- [Written problem]: Restate the entries word for word, omitting nothing.

(Extracts from a graphics dataset)
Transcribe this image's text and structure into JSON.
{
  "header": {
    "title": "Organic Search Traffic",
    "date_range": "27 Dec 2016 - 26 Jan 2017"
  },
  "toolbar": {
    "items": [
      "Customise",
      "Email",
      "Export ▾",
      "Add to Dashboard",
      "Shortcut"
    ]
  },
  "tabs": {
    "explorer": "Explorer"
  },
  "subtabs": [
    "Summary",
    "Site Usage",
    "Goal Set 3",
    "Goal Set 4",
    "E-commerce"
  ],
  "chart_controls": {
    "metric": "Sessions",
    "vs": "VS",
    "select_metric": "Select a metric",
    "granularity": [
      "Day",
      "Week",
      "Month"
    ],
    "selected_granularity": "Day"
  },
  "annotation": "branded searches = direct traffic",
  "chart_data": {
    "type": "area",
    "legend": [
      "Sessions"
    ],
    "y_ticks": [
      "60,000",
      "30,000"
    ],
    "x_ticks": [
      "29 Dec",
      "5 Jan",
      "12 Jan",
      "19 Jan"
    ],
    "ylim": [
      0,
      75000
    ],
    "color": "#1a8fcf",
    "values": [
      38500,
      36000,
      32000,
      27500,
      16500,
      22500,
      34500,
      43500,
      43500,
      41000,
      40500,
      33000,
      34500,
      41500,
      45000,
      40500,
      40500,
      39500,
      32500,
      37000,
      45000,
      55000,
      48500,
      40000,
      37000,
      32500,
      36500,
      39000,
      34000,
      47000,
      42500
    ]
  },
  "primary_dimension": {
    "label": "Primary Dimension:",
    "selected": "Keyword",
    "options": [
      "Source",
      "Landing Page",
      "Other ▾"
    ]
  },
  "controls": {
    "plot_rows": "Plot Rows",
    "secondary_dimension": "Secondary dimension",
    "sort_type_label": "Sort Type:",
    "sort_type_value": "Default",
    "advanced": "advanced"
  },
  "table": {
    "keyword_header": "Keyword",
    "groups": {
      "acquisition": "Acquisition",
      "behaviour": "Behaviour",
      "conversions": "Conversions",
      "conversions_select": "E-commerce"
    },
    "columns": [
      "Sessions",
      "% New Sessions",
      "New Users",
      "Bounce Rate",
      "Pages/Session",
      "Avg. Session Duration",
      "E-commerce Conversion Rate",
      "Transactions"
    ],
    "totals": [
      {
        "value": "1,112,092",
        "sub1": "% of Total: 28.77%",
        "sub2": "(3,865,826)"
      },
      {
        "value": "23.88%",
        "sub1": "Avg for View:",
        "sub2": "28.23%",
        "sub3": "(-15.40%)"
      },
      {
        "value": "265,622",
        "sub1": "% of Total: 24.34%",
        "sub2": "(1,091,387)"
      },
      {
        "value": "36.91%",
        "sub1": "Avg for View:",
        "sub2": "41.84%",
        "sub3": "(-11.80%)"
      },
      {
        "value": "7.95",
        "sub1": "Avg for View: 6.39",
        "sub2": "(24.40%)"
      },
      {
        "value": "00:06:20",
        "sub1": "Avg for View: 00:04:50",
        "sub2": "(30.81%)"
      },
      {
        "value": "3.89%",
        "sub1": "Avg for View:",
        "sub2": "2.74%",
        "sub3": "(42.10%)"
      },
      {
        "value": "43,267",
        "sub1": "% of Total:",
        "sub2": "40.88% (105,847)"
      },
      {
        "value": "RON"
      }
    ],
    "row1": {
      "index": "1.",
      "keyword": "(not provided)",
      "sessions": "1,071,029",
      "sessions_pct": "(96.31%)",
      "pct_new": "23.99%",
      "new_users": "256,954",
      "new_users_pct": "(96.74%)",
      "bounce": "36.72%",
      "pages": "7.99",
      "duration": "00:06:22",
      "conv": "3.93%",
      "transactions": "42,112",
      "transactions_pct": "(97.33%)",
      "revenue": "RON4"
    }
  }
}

- [Response]:
Transcribe this image's text and structure into JSON.
{
  "header": {
    "title": "Organic Search Traffic",
    "date_range": "27 Dec 2016 - 26 Jan 2017"
  },
  "toolbar": {
    "items": [
      "Customise",
      "Email",
      "Export ▾",
      "Add to Dashboard",
      "Shortcut"
    ]
  },
  "tabs": {
    "explorer": "Explorer"
  },
  "subtabs": [
    "Summary",
    "Site Usage",
    "Goal Set 3",
    "Goal Set 4",
    "E-commerce"
  ],
  "chart_controls": {
    "metric": "Sessions",
    "vs": "VS",
    "select_metric": "Select a metric",
    "granularity": [
      "Day",
      "Week",
      "Month"
    ],
    "selected_granularity": "Day"
  },
  "annotation": "branded searches = direct traffic",
  "chart_data": {
    "type": "area",
    "legend": [
      "Sessions"
    ],
    "y_ticks": [
      "60,000",
      "30,000"
    ],
    "x_ticks": [
      "29 Dec",
      "5 Jan",
      "12 Jan",
      "19 Jan"
    ],
    "ylim": [
      0,
      75000
    ],
    "color": "#1a8fcf",
    "values": [
      38500,
      36000,
      32000,
      27500,
      16500,
      22500,
      34500,
      43500,
      43500,
      41000,
      40500,
      33000,
      34500,
      41500,
      45000,
      40500,
      40500,
      39500,
      32500,
      37000,
      45000,
      55000,
      48500,
      40000,
      37000,
      32500,
      36500,
      39000,
      34000,
      47000,
      42500
    ]
  },
  "primary_dimension": {
    "label": "Primary Dimension:",
    "selected": "Keyword",
    "options": [
      "Source",
      "Landing Page",
      "Other ▾"
    ]
  },
  "controls": {
    "plot_rows": "Plot Rows",
    "secondary_dimension": "Secondary dimension",
    "sort_type_label": "Sort Type:",
    "sort_type_value": "Default",
    "advanced": "advanced"
  },
  "table": {
    "keyword_header": "Keyword",
    "groups": {
      "acquisition": "Acquisition",
      "behaviour": "Behaviour",
      "conversions": "Conversions",
      "conversions_select": "E-commerce"
    },
    "columns": [
      "Sessions",
      "% New Sessions",
      "New Users",
      "Bounce Rate",
      "Pages/Session",
      "Avg. Session Duration",
      "E-commerce Conversion Rate",
      "Transactions"
    ],
    "totals": [
      {
        "value": "1,112,092",
        "sub1": "% of Total: 28.77%",
        "sub2": "(3,865,826)"
      },
      {
        "value": "23.88%",
        "sub1": "Avg for View:",
        "sub2": "28.23%",
        "sub3": "(-15.40%)"
      },
      {
        "value": "265,622",
        "sub1": "% of Total: 24.34%",
        "sub2": "(1,091,387)"
      },
      {
        "value": "36.91%",
        "sub1": "Avg for View:",
        "sub2": "41.84%",
        "sub3": "(-11.80%)"
      },
      {
        "value": "7.95",
        "sub1": "Avg for View: 6.39",
        "sub2": "(24.40%)"
      },
      {
        "value": "00:06:20",
        "sub1": "Avg for View: 00:04:50",
        "sub2": "(30.81%)"
      },
      {
        "value": "3.89%",
        "sub1": "Avg for View:",
        "sub2": "2.74%",
        "sub3": "(42.10%)"
      },
      {
        "value": "43,267",
        "sub1": "% of Total:",
        "sub2": "40.88% (105,847)"
      },
      {
        "value": "RON"
      }
    ],
    "row1": {
      "index": "1.",
      "keyword": "(not provided)",
      "sessions": "1,071,029",
      "sessions_pct": "(96.31%)",
      "pct_new": "23.99%",
      "new_users": "256,954",
      "new_users_pct": "(96.74%)",
      "bounce": "36.72%",
      "pages": "7.99",
      "duration": "00:06:22",
      "conv": "3.93%",
      "transactions": "42,112",
      "transactions_pct": "(97.33%)",
      "revenue": "RON4"
    }
  }
}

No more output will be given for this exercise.